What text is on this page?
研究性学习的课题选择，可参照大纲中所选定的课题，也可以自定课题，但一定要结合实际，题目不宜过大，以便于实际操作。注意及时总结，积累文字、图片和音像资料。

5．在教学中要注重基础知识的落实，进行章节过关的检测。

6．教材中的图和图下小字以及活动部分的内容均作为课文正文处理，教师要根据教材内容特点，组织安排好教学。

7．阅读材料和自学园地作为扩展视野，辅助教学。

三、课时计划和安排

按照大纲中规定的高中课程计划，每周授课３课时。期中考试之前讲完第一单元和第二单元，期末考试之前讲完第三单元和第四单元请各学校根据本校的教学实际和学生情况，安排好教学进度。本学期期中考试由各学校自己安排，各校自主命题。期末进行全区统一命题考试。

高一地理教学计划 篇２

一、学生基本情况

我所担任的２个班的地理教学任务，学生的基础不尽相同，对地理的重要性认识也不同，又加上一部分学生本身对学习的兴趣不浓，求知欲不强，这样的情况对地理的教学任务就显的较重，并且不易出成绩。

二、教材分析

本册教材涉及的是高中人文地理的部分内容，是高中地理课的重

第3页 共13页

==

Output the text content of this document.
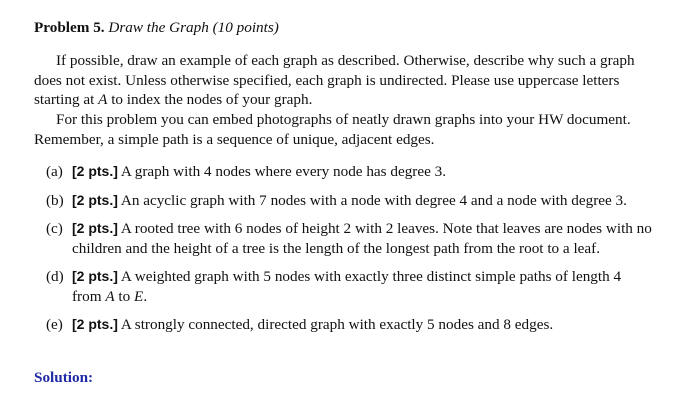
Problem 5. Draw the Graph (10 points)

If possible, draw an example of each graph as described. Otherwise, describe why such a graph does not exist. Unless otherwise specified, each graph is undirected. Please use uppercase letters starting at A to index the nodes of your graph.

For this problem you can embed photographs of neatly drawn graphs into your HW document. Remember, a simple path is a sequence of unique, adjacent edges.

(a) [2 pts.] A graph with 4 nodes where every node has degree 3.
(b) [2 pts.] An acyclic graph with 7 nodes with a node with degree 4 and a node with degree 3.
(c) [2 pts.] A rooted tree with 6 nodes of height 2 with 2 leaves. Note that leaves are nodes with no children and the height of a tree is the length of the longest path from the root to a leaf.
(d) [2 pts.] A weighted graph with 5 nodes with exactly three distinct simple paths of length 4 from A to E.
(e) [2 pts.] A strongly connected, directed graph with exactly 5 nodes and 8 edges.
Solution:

==

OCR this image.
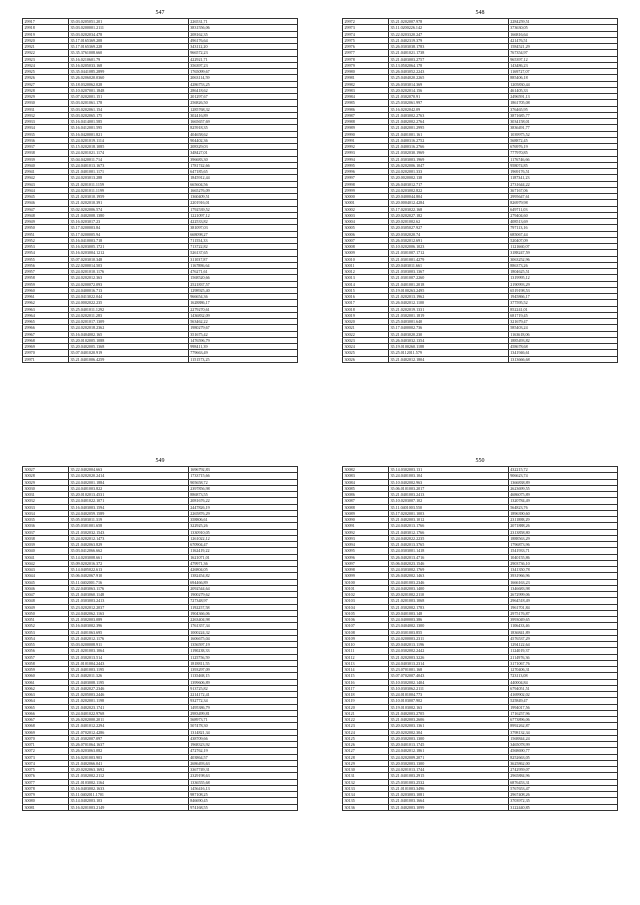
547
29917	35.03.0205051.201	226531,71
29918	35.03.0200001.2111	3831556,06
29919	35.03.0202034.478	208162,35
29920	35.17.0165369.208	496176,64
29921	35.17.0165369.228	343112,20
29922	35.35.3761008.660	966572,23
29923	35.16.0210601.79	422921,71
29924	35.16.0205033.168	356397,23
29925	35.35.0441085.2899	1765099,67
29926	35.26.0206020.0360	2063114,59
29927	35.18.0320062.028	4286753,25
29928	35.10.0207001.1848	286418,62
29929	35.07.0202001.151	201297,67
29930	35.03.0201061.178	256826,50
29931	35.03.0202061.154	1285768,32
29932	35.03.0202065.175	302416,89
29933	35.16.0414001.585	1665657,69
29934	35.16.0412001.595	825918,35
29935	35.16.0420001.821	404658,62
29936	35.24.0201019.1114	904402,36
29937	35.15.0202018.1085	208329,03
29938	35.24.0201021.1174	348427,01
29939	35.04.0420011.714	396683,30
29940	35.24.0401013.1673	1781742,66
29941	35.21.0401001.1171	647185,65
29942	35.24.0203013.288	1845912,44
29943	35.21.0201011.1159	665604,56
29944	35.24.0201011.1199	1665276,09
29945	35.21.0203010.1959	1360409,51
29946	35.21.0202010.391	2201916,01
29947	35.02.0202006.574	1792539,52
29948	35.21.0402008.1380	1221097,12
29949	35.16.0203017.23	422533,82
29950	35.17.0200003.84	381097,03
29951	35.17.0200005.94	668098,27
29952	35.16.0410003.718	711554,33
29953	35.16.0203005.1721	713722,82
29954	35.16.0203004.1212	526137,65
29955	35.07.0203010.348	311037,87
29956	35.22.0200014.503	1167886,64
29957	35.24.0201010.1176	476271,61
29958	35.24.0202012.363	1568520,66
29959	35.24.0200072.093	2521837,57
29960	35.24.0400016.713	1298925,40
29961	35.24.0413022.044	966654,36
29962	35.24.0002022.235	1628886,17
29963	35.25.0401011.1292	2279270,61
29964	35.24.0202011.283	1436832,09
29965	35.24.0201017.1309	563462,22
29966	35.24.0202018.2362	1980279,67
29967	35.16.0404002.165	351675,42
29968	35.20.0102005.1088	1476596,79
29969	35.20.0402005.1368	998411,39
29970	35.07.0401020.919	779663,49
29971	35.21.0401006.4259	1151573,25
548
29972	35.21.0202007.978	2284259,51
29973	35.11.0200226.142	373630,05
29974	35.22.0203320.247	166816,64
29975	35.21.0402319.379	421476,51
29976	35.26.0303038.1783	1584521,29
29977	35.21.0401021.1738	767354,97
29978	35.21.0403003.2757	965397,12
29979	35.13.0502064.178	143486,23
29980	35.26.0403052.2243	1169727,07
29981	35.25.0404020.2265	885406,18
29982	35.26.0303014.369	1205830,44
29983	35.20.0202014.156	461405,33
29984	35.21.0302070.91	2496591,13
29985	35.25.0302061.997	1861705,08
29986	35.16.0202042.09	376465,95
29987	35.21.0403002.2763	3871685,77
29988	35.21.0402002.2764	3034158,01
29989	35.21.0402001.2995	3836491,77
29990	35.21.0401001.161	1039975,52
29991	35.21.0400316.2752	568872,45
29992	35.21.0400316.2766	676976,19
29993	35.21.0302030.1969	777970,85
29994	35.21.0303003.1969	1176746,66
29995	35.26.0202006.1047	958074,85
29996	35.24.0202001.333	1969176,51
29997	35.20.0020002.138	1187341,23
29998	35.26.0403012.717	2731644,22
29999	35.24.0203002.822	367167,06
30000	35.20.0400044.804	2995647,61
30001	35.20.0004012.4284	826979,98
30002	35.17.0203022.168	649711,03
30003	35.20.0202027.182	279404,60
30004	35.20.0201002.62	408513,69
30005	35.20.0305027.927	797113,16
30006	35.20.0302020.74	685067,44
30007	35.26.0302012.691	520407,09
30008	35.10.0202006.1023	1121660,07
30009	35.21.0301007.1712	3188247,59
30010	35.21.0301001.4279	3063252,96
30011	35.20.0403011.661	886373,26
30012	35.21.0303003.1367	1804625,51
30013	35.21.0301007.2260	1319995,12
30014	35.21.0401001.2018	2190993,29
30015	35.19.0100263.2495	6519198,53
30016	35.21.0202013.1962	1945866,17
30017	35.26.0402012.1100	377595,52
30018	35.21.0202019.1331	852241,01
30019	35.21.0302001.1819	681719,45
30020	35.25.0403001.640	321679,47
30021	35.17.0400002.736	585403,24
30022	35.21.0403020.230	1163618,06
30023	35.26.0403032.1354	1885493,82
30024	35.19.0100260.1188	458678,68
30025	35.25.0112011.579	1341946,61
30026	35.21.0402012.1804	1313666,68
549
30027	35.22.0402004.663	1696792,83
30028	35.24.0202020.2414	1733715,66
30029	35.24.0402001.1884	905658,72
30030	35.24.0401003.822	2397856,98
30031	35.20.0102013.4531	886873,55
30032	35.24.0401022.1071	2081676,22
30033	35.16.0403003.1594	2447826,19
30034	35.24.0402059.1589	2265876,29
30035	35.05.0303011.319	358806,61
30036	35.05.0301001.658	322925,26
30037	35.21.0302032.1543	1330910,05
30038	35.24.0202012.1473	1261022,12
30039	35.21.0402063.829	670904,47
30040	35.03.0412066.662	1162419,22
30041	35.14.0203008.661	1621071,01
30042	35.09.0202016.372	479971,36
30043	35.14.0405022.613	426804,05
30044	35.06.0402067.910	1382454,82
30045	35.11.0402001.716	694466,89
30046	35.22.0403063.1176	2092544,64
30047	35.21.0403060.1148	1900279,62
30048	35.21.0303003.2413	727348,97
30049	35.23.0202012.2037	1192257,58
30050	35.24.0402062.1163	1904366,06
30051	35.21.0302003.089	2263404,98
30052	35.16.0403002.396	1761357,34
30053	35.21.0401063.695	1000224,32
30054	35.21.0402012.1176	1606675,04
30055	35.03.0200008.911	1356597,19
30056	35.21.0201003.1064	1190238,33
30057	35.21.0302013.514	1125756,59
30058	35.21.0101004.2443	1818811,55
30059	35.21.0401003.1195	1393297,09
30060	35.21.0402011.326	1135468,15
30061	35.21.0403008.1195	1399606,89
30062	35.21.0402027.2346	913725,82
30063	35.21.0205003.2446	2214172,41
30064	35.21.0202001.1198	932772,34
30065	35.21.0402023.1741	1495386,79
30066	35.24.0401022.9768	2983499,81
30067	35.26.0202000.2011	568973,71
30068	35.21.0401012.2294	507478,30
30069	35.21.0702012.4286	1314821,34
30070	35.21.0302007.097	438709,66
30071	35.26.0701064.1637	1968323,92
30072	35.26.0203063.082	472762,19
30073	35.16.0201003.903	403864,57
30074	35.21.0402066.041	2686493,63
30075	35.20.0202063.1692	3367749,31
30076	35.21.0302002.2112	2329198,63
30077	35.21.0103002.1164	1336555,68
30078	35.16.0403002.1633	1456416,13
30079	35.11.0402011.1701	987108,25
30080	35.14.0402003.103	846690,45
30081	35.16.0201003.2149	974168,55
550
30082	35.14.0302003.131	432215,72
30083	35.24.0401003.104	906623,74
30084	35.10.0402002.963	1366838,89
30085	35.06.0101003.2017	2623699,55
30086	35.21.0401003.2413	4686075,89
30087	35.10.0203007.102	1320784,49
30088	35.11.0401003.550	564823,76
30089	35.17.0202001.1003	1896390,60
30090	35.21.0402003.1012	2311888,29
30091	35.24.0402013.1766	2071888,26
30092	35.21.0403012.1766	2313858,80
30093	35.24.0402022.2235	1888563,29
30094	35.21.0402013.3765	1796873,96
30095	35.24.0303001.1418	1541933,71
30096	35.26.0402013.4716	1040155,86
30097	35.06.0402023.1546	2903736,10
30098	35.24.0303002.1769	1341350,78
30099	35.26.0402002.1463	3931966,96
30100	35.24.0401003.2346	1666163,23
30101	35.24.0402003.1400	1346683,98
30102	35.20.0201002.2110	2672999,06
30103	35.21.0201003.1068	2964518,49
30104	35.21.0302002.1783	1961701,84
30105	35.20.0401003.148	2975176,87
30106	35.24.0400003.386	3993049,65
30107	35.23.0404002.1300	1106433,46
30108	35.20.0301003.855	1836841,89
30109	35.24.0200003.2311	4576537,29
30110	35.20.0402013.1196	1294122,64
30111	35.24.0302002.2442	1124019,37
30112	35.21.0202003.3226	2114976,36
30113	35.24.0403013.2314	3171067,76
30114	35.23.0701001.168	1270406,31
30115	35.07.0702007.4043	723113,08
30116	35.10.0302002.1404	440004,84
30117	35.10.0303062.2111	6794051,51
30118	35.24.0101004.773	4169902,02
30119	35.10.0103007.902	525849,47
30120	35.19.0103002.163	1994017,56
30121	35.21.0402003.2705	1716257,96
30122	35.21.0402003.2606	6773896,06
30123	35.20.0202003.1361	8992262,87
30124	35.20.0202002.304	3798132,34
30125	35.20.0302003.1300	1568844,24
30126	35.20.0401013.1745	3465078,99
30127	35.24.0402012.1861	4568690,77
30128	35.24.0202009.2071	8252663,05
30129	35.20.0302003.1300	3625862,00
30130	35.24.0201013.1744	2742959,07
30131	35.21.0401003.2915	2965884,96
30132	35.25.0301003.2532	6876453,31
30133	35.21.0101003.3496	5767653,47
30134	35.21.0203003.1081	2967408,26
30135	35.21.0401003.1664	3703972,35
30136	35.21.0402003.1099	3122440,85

**Instructions for the task:**
Using the records above, list each line that includes "from".

**Correct response:**
(c) [2 pts.] A rooted tree with 6 nodes of height 2 with 2 leaves. Note that leaves are nodes with no children and the height of a tree is the length of the longest path from the root to a leaf.
(d) [2 pts.] A weighted graph with 5 nodes with exactly three distinct simple paths of length 4 from A to E.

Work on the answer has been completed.